◆ Given records ◆
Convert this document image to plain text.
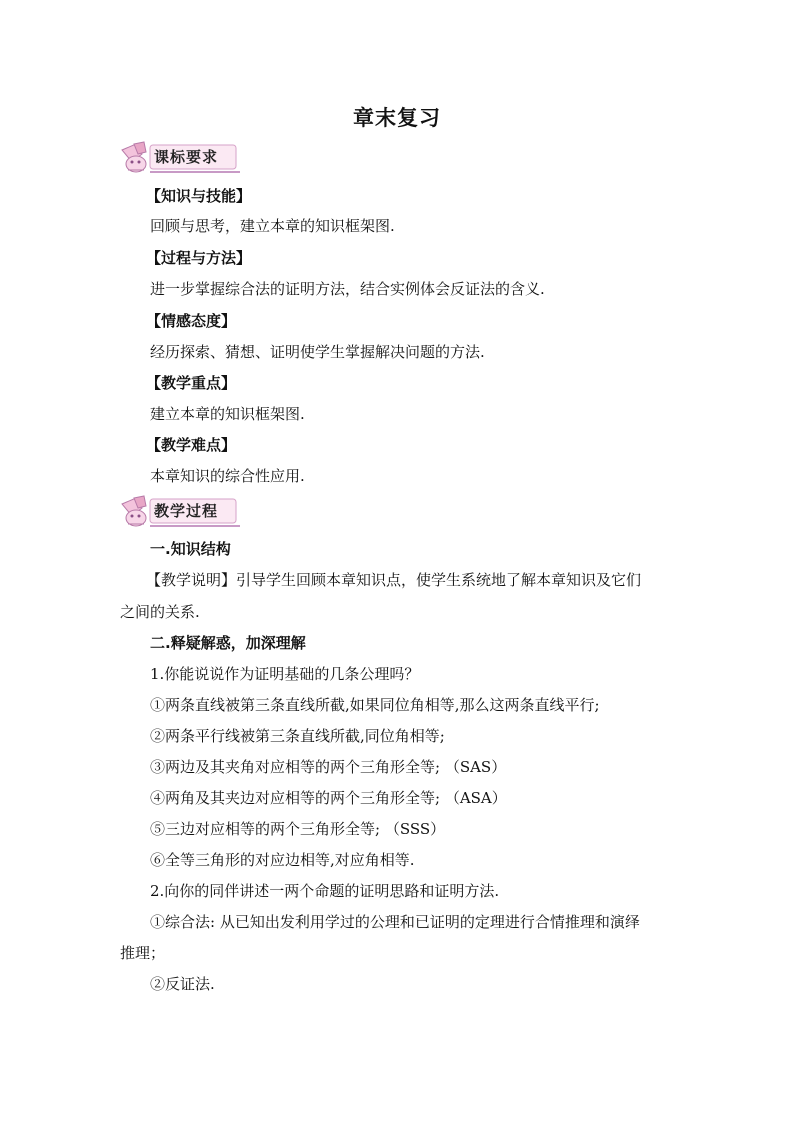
章末复习
课标要求
【知识与技能】
回顾与思考，建立本章的知识框架图.
【过程与方法】
进一步掌握综合法的证明方法，结合实例体会反证法的含义.
【情感态度】
经历探索、猜想、证明使学生掌握解决问题的方法.
【教学重点】
建立本章的知识框架图.
【教学难点】
本章知识的综合性应用.
教学过程
一.知识结构
【教学说明】引导学生回顾本章知识点，使学生系统地了解本章知识及它们
之间的关系.
二.释疑解惑，加深理解
1.你能说说作为证明基础的几条公理吗？
①两条直线被第三条直线所截,如果同位角相等,那么这两条直线平行;
②两条平行线被第三条直线所截,同位角相等;
③两边及其夹角对应相等的两个三角形全等; （SAS）
④两角及其夹边对应相等的两个三角形全等; （ASA）
⑤三边对应相等的两个三角形全等; （SSS）
⑥全等三角形的对应边相等,对应角相等.
2.向你的同伴讲述一两个命题的证明思路和证明方法.
①综合法: 从已知出发利用学过的公理和已证明的定理进行合情推理和演绎
推理；
②反证法.
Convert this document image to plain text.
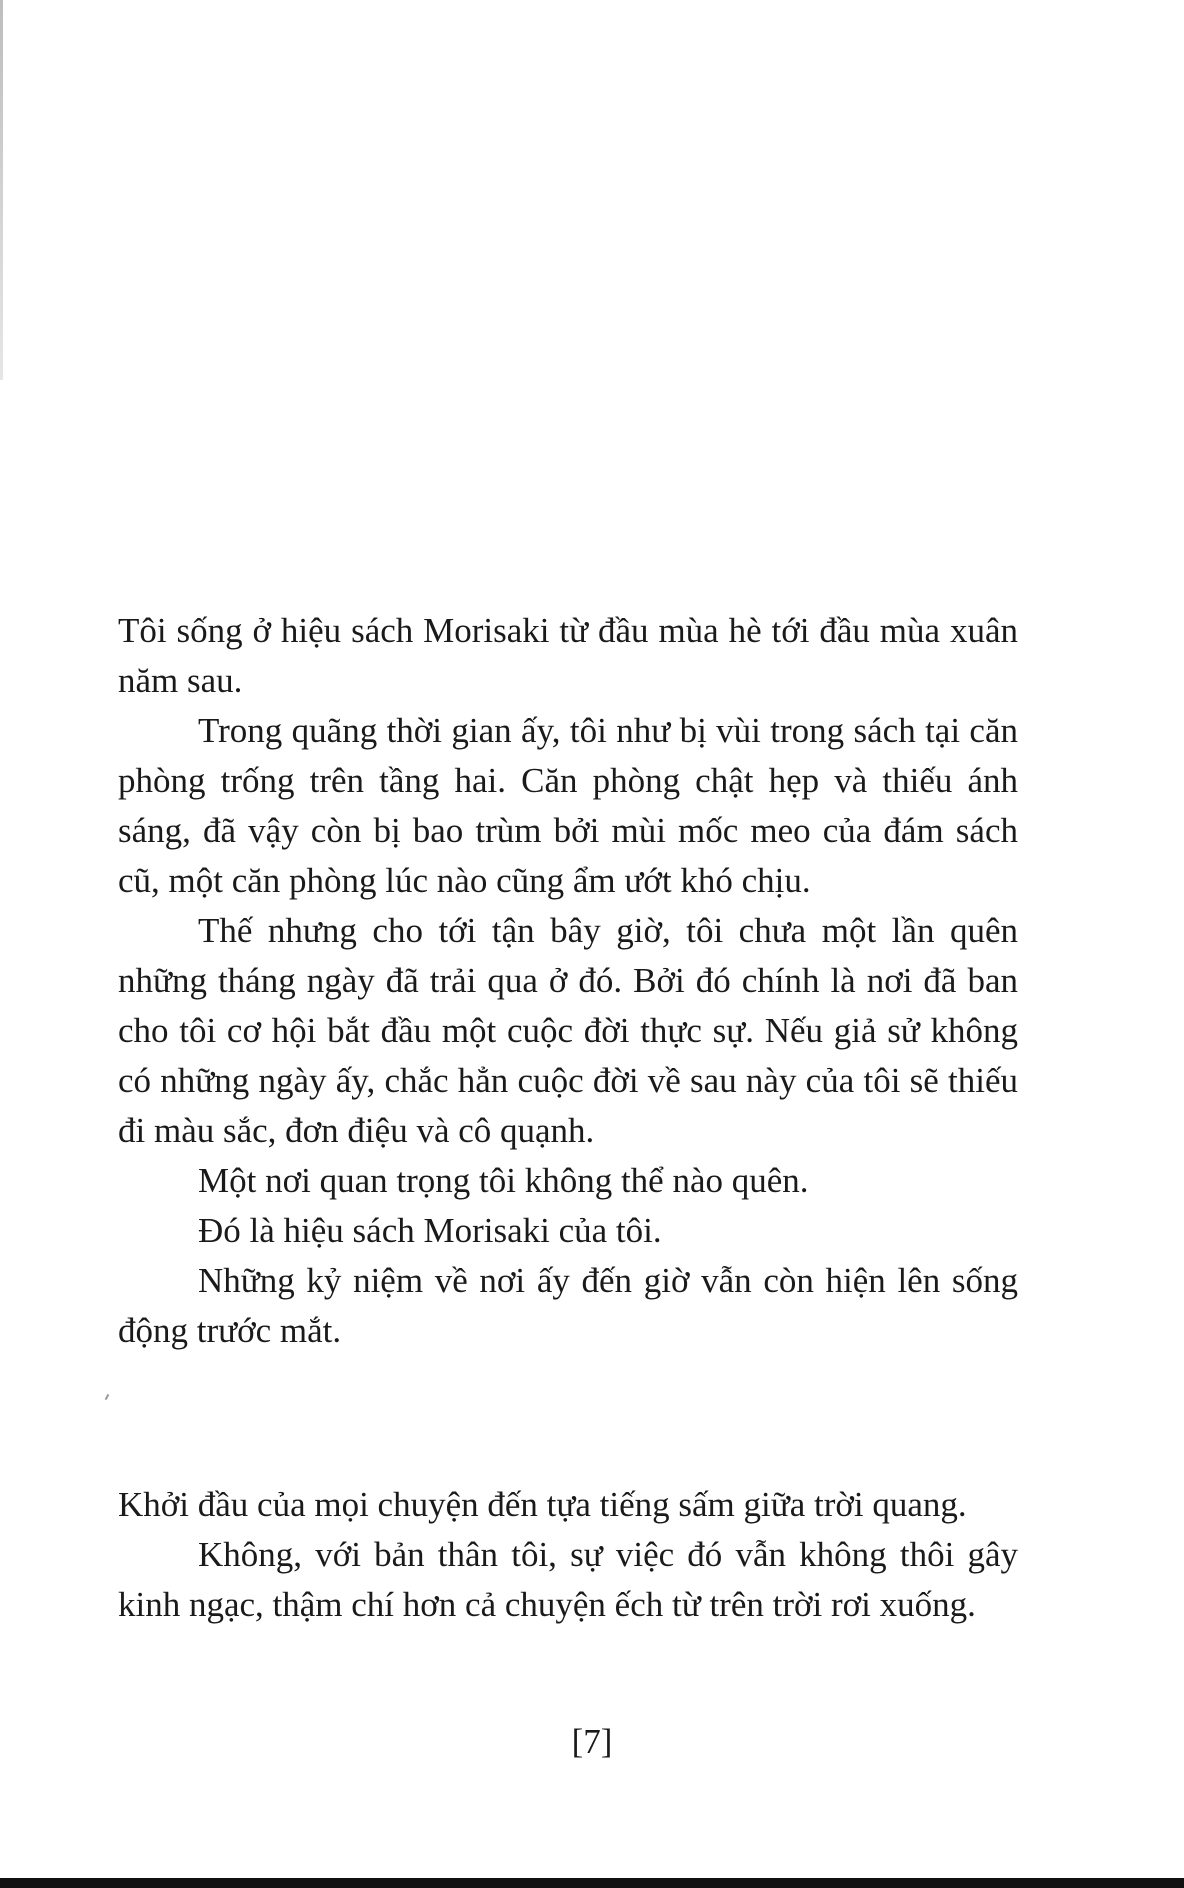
Tôi sống ở hiệu sách Morisaki từ đầu mùa hè tới đầu mùa xuân năm sau.

Trong quãng thời gian ấy, tôi như bị vùi trong sách tại căn phòng trống trên tầng hai. Căn phòng chật hẹp và thiếu ánh sáng, đã vậy còn bị bao trùm bởi mùi mốc meo của đám sách cũ, một căn phòng lúc nào cũng ẩm ướt khó chịu.

Thế nhưng cho tới tận bây giờ, tôi chưa một lần quên những tháng ngày đã trải qua ở đó. Bởi đó chính là nơi đã ban cho tôi cơ hội bắt đầu một cuộc đời thực sự. Nếu giả sử không có những ngày ấy, chắc hẳn cuộc đời về sau này của tôi sẽ thiếu đi màu sắc, đơn điệu và cô quạnh.

Một nơi quan trọng tôi không thể nào quên.

Đó là hiệu sách Morisaki của tôi.

Những kỷ niệm về nơi ấy đến giờ vẫn còn hiện lên sống động trước mắt.

Khởi đầu của mọi chuyện đến tựa tiếng sấm giữa trời quang.

Không, với bản thân tôi, sự việc đó vẫn không thôi gây kinh ngạc, thậm chí hơn cả chuyện ếch từ trên trời rơi xuống.

[7]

◆ Written task ◆
Copy out the entries verbatim and leave the images out.

◆ Reply ◆
Convert this document image to plain text.
章末复习
课标要求
【知识与技能】
回顾与思考，建立本章的知识框架图.
【过程与方法】
进一步掌握综合法的证明方法，结合实例体会反证法的含义.
【情感态度】
经历探索、猜想、证明使学生掌握解决问题的方法.
【教学重点】
建立本章的知识框架图.
【教学难点】
本章知识的综合性应用.
教学过程
一.知识结构
【教学说明】引导学生回顾本章知识点，使学生系统地了解本章知识及它们
之间的关系.
二.释疑解惑，加深理解
1.你能说说作为证明基础的几条公理吗？
①两条直线被第三条直线所截,如果同位角相等,那么这两条直线平行;
②两条平行线被第三条直线所截,同位角相等;
③两边及其夹角对应相等的两个三角形全等; （SAS）
④两角及其夹边对应相等的两个三角形全等; （ASA）
⑤三边对应相等的两个三角形全等; （SSS）
⑥全等三角形的对应边相等,对应角相等.
2.向你的同伴讲述一两个命题的证明思路和证明方法.
①综合法: 从已知出发利用学过的公理和已证明的定理进行合情推理和演绎
推理；
②反证法.
Convert this document image to plain text.
Tôi sống ở hiệu sách Morisaki từ đầu mùa hè tới đầu mùa xuân năm sau.

Trong quãng thời gian ấy, tôi như bị vùi trong sách tại căn phòng trống trên tầng hai. Căn phòng chật hẹp và thiếu ánh sáng, đã vậy còn bị bao trùm bởi mùi mốc meo của đám sách cũ, một căn phòng lúc nào cũng ẩm ướt khó chịu.

Thế nhưng cho tới tận bây giờ, tôi chưa một lần quên những tháng ngày đã trải qua ở đó. Bởi đó chính là nơi đã ban cho tôi cơ hội bắt đầu một cuộc đời thực sự. Nếu giả sử không có những ngày ấy, chắc hẳn cuộc đời về sau này của tôi sẽ thiếu đi màu sắc, đơn điệu và cô quạnh.

Một nơi quan trọng tôi không thể nào quên.

Đó là hiệu sách Morisaki của tôi.

Những kỷ niệm về nơi ấy đến giờ vẫn còn hiện lên sống động trước mắt.

Khởi đầu của mọi chuyện đến tựa tiếng sấm giữa trời quang.

Không, với bản thân tôi, sự việc đó vẫn không thôi gây kinh ngạc, thậm chí hơn cả chuyện ếch từ trên trời rơi xuống.

[7]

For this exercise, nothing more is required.